Dataset excerpts:

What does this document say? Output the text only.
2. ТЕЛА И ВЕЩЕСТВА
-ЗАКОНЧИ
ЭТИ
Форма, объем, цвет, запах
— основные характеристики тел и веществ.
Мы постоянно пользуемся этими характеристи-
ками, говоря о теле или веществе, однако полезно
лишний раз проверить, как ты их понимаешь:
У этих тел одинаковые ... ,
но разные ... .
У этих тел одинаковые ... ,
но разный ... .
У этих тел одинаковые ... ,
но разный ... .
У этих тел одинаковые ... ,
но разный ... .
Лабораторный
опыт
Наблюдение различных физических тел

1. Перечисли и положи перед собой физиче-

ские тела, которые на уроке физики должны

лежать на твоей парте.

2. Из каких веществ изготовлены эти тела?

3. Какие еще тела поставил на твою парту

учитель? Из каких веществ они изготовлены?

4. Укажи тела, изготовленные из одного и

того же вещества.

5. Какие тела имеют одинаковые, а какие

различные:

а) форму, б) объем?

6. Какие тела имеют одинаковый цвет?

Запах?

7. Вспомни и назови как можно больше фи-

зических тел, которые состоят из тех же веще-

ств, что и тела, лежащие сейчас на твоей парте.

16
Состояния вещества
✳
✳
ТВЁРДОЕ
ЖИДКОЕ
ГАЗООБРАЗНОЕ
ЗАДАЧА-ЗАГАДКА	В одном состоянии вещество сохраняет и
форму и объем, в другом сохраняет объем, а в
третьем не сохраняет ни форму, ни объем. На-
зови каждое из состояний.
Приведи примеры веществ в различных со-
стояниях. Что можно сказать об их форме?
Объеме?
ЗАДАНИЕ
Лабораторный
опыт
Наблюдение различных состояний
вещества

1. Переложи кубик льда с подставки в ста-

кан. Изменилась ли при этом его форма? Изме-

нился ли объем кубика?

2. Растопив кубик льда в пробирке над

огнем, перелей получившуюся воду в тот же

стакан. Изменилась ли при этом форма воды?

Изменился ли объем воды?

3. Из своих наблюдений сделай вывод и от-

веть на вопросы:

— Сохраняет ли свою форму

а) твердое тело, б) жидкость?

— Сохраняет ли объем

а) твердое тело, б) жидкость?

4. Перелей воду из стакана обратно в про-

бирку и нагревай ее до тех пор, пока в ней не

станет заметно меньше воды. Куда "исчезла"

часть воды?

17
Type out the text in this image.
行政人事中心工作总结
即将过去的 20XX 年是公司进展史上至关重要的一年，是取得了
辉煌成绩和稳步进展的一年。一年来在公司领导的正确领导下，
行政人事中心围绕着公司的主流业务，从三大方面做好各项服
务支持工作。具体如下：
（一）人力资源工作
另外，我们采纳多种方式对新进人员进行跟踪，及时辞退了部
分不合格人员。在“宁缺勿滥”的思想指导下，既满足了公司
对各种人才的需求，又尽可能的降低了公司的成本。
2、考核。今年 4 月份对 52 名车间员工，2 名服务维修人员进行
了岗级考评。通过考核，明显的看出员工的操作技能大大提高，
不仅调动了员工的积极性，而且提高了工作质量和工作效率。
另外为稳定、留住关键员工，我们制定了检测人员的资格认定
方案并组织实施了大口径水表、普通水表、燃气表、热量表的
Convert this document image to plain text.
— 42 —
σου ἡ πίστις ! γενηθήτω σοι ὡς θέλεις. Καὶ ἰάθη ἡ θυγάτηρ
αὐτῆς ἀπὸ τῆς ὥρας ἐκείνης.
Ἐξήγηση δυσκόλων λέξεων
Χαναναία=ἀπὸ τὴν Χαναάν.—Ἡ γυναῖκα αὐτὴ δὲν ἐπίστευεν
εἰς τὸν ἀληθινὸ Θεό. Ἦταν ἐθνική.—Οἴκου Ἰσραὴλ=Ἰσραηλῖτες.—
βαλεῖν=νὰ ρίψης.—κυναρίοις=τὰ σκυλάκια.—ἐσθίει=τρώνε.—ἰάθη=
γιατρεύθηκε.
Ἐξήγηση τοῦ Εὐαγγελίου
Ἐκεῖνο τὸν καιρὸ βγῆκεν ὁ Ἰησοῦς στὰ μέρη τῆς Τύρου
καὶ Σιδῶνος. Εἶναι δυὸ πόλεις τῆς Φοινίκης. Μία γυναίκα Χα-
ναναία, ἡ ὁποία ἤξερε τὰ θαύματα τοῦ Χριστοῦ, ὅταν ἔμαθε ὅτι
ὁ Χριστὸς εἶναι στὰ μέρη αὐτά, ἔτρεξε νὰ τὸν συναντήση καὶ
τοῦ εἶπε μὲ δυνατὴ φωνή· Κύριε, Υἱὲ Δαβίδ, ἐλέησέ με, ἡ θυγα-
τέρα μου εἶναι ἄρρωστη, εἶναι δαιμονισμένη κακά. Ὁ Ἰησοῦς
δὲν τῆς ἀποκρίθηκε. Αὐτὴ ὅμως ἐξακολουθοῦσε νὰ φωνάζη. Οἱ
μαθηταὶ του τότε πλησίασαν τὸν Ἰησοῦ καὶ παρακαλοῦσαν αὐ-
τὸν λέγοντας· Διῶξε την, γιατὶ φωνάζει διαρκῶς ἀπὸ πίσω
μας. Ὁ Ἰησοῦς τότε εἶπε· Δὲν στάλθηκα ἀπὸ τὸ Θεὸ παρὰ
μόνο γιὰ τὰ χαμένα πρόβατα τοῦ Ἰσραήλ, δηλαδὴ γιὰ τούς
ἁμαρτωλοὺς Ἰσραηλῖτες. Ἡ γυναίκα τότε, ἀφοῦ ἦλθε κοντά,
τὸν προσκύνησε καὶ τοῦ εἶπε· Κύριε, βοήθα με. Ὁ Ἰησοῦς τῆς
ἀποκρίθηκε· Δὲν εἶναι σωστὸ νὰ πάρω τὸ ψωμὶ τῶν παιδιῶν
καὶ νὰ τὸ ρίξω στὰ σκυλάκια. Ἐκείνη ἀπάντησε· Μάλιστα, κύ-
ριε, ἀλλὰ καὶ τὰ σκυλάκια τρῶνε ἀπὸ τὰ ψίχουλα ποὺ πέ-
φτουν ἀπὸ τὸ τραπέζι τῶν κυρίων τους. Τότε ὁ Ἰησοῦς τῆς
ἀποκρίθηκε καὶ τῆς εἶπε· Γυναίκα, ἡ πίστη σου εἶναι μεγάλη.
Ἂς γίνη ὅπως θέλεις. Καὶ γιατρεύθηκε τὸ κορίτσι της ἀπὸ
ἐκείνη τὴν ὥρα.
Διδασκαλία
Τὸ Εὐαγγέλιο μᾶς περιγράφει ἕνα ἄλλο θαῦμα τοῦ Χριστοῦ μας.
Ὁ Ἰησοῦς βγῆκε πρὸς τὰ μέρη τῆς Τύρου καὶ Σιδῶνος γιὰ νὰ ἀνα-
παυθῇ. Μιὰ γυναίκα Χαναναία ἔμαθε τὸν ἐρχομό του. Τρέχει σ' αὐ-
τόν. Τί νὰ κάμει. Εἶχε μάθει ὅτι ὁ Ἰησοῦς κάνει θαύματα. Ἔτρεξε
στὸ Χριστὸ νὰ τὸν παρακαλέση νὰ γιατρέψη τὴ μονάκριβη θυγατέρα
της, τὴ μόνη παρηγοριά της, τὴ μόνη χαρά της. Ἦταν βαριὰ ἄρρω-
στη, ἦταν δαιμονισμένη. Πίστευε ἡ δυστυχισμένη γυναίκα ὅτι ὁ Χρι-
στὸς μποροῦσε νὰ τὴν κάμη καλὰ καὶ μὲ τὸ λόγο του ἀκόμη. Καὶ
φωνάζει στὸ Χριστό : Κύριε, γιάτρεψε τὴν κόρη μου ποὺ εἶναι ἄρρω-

Written request: Transcribe every entry exactly.

Solution to the problem:
What does this document say? Output the text only.
2. ТЕЛА И ВЕЩЕСТВА
-ЗАКОНЧИ
ЭТИ
Форма, объем, цвет, запах
— основные характеристики тел и веществ.
Мы постоянно пользуемся этими характеристи-
ками, говоря о теле или веществе, однако полезно
лишний раз проверить, как ты их понимаешь:
У этих тел одинаковые ... ,
но разные ... .
У этих тел одинаковые ... ,
но разный ... .
У этих тел одинаковые ... ,
но разный ... .
У этих тел одинаковые ... ,
но разный ... .
Лабораторный
опыт
Наблюдение различных физических тел

1. Перечисли и положи перед собой физиче-

ские тела, которые на уроке физики должны

лежать на твоей парте.

2. Из каких веществ изготовлены эти тела?

3. Какие еще тела поставил на твою парту

учитель? Из каких веществ они изготовлены?

4. Укажи тела, изготовленные из одного и

того же вещества.

5. Какие тела имеют одинаковые, а какие

различные:

а) форму, б) объем?

6. Какие тела имеют одинаковый цвет?

Запах?

7. Вспомни и назови как можно больше фи-

зических тел, которые состоят из тех же веще-

ств, что и тела, лежащие сейчас на твоей парте.

16
Состояния вещества
✳
✳
ТВЁРДОЕ
ЖИДКОЕ
ГАЗООБРАЗНОЕ
ЗАДАЧА-ЗАГАДКА	В одном состоянии вещество сохраняет и
форму и объем, в другом сохраняет объем, а в
третьем не сохраняет ни форму, ни объем. На-
зови каждое из состояний.
Приведи примеры веществ в различных со-
стояниях. Что можно сказать об их форме?
Объеме?
ЗАДАНИЕ
Лабораторный
опыт
Наблюдение различных состояний
вещества

1. Переложи кубик льда с подставки в ста-

кан. Изменилась ли при этом его форма? Изме-

нился ли объем кубика?

2. Растопив кубик льда в пробирке над

огнем, перелей получившуюся воду в тот же

стакан. Изменилась ли при этом форма воды?

Изменился ли объем воды?

3. Из своих наблюдений сделай вывод и от-

веть на вопросы:

— Сохраняет ли свою форму

а) твердое тело, б) жидкость?

— Сохраняет ли объем

а) твердое тело, б) жидкость?

4. Перелей воду из стакана обратно в про-

бирку и нагревай ее до тех пор, пока в ней не

станет заметно меньше воды. Куда "исчезла"

часть воды?

17
Type out the text in this image.
行政人事中心工作总结
即将过去的 20XX 年是公司进展史上至关重要的一年，是取得了
辉煌成绩和稳步进展的一年。一年来在公司领导的正确领导下，
行政人事中心围绕着公司的主流业务，从三大方面做好各项服
务支持工作。具体如下：
（一）人力资源工作
另外，我们采纳多种方式对新进人员进行跟踪，及时辞退了部
分不合格人员。在“宁缺勿滥”的思想指导下，既满足了公司
对各种人才的需求，又尽可能的降低了公司的成本。
2、考核。今年 4 月份对 52 名车间员工，2 名服务维修人员进行
了岗级考评。通过考核，明显的看出员工的操作技能大大提高，
不仅调动了员工的积极性，而且提高了工作质量和工作效率。
另外为稳定、留住关键员工，我们制定了检测人员的资格认定
方案并组织实施了大口径水表、普通水表、燃气表、热量表的
Convert this document image to plain text.
— 42 —
σου ἡ πίστις ! γενηθήτω σοι ὡς θέλεις. Καὶ ἰάθη ἡ θυγάτηρ
αὐτῆς ἀπὸ τῆς ὥρας ἐκείνης.
Ἐξήγηση δυσκόλων λέξεων
Χαναναία=ἀπὸ τὴν Χαναάν.—Ἡ γυναῖκα αὐτὴ δὲν ἐπίστευεν
εἰς τὸν ἀληθινὸ Θεό. Ἦταν ἐθνική.—Οἴκου Ἰσραὴλ=Ἰσραηλῖτες.—
βαλεῖν=νὰ ρίψης.—κυναρίοις=τὰ σκυλάκια.—ἐσθίει=τρώνε.—ἰάθη=
γιατρεύθηκε.
Ἐξήγηση τοῦ Εὐαγγελίου
Ἐκεῖνο τὸν καιρὸ βγῆκεν ὁ Ἰησοῦς στὰ μέρη τῆς Τύρου
καὶ Σιδῶνος. Εἶναι δυὸ πόλεις τῆς Φοινίκης. Μία γυναίκα Χα-
ναναία, ἡ ὁποία ἤξερε τὰ θαύματα τοῦ Χριστοῦ, ὅταν ἔμαθε ὅτι
ὁ Χριστὸς εἶναι στὰ μέρη αὐτά, ἔτρεξε νὰ τὸν συναντήση καὶ
τοῦ εἶπε μὲ δυνατὴ φωνή· Κύριε, Υἱὲ Δαβίδ, ἐλέησέ με, ἡ θυγα-
τέρα μου εἶναι ἄρρωστη, εἶναι δαιμονισμένη κακά. Ὁ Ἰησοῦς
δὲν τῆς ἀποκρίθηκε. Αὐτὴ ὅμως ἐξακολουθοῦσε νὰ φωνάζη. Οἱ
μαθηταὶ του τότε πλησίασαν τὸν Ἰησοῦ καὶ παρακαλοῦσαν αὐ-
τὸν λέγοντας· Διῶξε την, γιατὶ φωνάζει διαρκῶς ἀπὸ πίσω
μας. Ὁ Ἰησοῦς τότε εἶπε· Δὲν στάλθηκα ἀπὸ τὸ Θεὸ παρὰ
μόνο γιὰ τὰ χαμένα πρόβατα τοῦ Ἰσραήλ, δηλαδὴ γιὰ τούς
ἁμαρτωλοὺς Ἰσραηλῖτες. Ἡ γυναίκα τότε, ἀφοῦ ἦλθε κοντά,
τὸν προσκύνησε καὶ τοῦ εἶπε· Κύριε, βοήθα με. Ὁ Ἰησοῦς τῆς
ἀποκρίθηκε· Δὲν εἶναι σωστὸ νὰ πάρω τὸ ψωμὶ τῶν παιδιῶν
καὶ νὰ τὸ ρίξω στὰ σκυλάκια. Ἐκείνη ἀπάντησε· Μάλιστα, κύ-
ριε, ἀλλὰ καὶ τὰ σκυλάκια τρῶνε ἀπὸ τὰ ψίχουλα ποὺ πέ-
φτουν ἀπὸ τὸ τραπέζι τῶν κυρίων τους. Τότε ὁ Ἰησοῦς τῆς
ἀποκρίθηκε καὶ τῆς εἶπε· Γυναίκα, ἡ πίστη σου εἶναι μεγάλη.
Ἂς γίνη ὅπως θέλεις. Καὶ γιατρεύθηκε τὸ κορίτσι της ἀπὸ
ἐκείνη τὴν ὥρα.
Διδασκαλία
Τὸ Εὐαγγέλιο μᾶς περιγράφει ἕνα ἄλλο θαῦμα τοῦ Χριστοῦ μας.
Ὁ Ἰησοῦς βγῆκε πρὸς τὰ μέρη τῆς Τύρου καὶ Σιδῶνος γιὰ νὰ ἀνα-
παυθῇ. Μιὰ γυναίκα Χαναναία ἔμαθε τὸν ἐρχομό του. Τρέχει σ' αὐ-
τόν. Τί νὰ κάμει. Εἶχε μάθει ὅτι ὁ Ἰησοῦς κάνει θαύματα. Ἔτρεξε
στὸ Χριστὸ νὰ τὸν παρακαλέση νὰ γιατρέψη τὴ μονάκριβη θυγατέρα
της, τὴ μόνη παρηγοριά της, τὴ μόνη χαρά της. Ἦταν βαριὰ ἄρρω-
στη, ἦταν δαιμονισμένη. Πίστευε ἡ δυστυχισμένη γυναίκα ὅτι ὁ Χρι-
στὸς μποροῦσε νὰ τὴν κάμη καλὰ καὶ μὲ τὸ λόγο του ἀκόμη. Καὶ
φωνάζει στὸ Χριστό : Κύριε, γιάτρεψε τὴν κόρη μου ποὺ εἶναι ἄρρω-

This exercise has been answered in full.